[start of STORED RECORDS]

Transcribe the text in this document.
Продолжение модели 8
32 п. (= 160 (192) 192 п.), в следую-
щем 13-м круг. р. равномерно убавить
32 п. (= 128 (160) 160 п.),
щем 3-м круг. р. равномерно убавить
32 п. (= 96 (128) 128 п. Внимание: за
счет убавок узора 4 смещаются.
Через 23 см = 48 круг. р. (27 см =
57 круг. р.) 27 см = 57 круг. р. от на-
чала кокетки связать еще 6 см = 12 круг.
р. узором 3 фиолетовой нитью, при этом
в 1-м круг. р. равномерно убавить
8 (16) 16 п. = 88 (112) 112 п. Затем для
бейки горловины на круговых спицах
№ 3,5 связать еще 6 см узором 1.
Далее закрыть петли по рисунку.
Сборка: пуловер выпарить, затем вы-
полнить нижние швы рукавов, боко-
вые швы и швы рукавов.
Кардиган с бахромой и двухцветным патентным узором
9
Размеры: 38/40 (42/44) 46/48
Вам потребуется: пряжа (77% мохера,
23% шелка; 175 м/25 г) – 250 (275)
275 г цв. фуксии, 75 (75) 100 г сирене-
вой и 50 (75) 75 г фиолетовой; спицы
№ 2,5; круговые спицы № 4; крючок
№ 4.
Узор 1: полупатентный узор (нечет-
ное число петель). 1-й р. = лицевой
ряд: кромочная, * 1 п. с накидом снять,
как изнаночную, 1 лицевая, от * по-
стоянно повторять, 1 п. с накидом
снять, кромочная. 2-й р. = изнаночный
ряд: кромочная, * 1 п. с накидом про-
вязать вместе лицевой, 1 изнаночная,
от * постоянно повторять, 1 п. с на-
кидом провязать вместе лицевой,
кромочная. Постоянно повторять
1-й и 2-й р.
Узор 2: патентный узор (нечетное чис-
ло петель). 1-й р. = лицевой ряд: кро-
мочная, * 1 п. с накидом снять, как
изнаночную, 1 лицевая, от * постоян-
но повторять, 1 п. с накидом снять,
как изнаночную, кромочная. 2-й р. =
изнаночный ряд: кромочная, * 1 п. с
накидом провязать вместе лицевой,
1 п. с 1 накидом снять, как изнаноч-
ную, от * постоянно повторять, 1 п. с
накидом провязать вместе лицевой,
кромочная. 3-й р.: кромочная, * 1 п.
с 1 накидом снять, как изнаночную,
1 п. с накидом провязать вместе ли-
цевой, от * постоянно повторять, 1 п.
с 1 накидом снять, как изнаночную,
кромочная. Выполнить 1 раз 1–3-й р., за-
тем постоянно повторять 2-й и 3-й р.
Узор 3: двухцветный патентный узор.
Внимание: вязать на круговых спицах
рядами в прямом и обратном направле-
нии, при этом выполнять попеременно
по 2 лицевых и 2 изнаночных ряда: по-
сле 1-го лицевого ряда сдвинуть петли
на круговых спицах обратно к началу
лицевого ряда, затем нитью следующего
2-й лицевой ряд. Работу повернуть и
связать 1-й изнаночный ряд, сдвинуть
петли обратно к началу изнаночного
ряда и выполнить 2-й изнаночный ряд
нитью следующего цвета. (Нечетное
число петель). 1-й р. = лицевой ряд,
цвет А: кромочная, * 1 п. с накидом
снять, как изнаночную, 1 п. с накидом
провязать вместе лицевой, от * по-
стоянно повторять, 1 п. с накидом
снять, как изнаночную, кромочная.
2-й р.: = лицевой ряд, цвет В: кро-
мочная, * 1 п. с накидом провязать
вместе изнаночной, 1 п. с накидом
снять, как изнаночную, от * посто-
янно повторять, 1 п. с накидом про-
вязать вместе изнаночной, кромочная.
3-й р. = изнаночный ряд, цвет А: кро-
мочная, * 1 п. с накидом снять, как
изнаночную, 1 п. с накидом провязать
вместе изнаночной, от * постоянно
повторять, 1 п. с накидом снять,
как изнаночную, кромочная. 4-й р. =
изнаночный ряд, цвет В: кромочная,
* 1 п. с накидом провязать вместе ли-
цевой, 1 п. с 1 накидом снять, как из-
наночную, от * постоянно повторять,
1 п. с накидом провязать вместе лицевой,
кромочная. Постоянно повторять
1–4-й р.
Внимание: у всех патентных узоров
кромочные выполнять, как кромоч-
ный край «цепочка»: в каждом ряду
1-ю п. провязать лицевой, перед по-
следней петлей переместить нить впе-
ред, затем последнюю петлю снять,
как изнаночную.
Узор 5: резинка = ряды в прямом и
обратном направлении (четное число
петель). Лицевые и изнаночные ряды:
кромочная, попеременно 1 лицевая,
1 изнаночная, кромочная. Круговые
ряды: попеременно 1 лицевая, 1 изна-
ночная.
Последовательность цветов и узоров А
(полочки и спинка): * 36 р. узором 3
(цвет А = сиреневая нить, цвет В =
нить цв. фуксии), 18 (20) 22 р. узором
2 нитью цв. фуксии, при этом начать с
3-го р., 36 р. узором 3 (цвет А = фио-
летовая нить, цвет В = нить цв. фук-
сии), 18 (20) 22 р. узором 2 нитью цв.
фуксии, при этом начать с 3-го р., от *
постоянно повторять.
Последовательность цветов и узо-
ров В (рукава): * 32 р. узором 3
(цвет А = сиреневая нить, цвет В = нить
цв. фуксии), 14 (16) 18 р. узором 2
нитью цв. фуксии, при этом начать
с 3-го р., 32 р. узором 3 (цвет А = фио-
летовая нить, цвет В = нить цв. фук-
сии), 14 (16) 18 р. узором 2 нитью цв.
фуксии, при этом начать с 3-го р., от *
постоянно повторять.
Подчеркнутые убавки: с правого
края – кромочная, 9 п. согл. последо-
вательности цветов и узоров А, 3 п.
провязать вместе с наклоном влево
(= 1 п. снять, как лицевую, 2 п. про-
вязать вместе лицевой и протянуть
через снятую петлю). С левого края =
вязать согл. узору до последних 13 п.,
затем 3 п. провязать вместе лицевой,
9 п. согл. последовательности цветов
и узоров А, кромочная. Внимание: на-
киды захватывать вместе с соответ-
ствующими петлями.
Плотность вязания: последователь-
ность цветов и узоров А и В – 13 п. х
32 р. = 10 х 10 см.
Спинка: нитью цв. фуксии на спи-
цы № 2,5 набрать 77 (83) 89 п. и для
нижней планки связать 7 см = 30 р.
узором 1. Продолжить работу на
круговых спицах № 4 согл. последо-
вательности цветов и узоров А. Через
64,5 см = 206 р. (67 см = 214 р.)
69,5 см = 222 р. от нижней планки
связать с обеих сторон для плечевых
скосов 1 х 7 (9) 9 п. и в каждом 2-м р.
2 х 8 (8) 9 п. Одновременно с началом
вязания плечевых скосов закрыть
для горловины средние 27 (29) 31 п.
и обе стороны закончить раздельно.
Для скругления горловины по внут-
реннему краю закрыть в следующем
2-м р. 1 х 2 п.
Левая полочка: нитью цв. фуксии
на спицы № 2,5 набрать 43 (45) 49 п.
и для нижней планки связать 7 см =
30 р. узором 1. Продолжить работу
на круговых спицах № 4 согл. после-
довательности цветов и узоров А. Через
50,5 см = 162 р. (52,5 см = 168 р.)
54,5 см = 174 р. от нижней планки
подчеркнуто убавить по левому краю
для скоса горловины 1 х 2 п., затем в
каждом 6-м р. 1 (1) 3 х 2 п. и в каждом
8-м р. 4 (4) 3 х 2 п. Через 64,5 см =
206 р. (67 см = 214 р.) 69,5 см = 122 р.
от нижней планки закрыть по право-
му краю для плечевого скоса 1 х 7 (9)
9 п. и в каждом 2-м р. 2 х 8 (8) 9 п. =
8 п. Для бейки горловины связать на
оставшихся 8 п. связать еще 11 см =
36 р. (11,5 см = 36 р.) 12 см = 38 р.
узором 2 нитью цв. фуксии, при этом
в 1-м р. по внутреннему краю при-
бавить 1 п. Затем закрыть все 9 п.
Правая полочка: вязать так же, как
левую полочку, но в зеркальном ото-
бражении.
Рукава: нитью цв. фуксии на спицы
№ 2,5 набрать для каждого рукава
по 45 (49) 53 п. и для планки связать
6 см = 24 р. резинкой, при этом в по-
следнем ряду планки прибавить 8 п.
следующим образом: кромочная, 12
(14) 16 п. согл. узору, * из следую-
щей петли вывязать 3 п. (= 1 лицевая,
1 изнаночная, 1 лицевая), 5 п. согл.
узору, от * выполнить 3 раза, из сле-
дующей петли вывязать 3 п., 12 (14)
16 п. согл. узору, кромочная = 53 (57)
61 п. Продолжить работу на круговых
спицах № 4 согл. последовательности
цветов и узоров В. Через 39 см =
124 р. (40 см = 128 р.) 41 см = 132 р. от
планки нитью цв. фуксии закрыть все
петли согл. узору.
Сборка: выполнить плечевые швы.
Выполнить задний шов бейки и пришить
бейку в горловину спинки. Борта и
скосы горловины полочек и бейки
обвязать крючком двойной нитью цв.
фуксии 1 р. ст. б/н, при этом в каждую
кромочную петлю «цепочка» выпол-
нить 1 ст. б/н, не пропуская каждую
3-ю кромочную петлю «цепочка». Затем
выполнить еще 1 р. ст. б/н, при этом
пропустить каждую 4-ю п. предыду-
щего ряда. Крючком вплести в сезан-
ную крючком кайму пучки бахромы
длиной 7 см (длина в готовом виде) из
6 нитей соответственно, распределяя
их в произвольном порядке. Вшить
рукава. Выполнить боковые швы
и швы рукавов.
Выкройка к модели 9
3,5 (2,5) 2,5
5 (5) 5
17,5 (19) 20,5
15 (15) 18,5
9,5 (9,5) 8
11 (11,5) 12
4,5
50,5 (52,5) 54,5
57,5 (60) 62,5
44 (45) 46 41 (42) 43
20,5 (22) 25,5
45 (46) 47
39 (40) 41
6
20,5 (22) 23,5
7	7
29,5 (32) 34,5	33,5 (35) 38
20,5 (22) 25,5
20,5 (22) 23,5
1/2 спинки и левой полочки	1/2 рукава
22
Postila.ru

[end of STORED RECORDS]

Pick out each line in the material containing "спицы".

FINAL RESULT:
вой и 50 (75) 75 г фиолетовой; спицы
№ 2,5; круговые спицы № 4; крючок
на спицы № 2,5 набрать 43 (45) 49 п.
Рукава: нитью цв. фуксии на спицы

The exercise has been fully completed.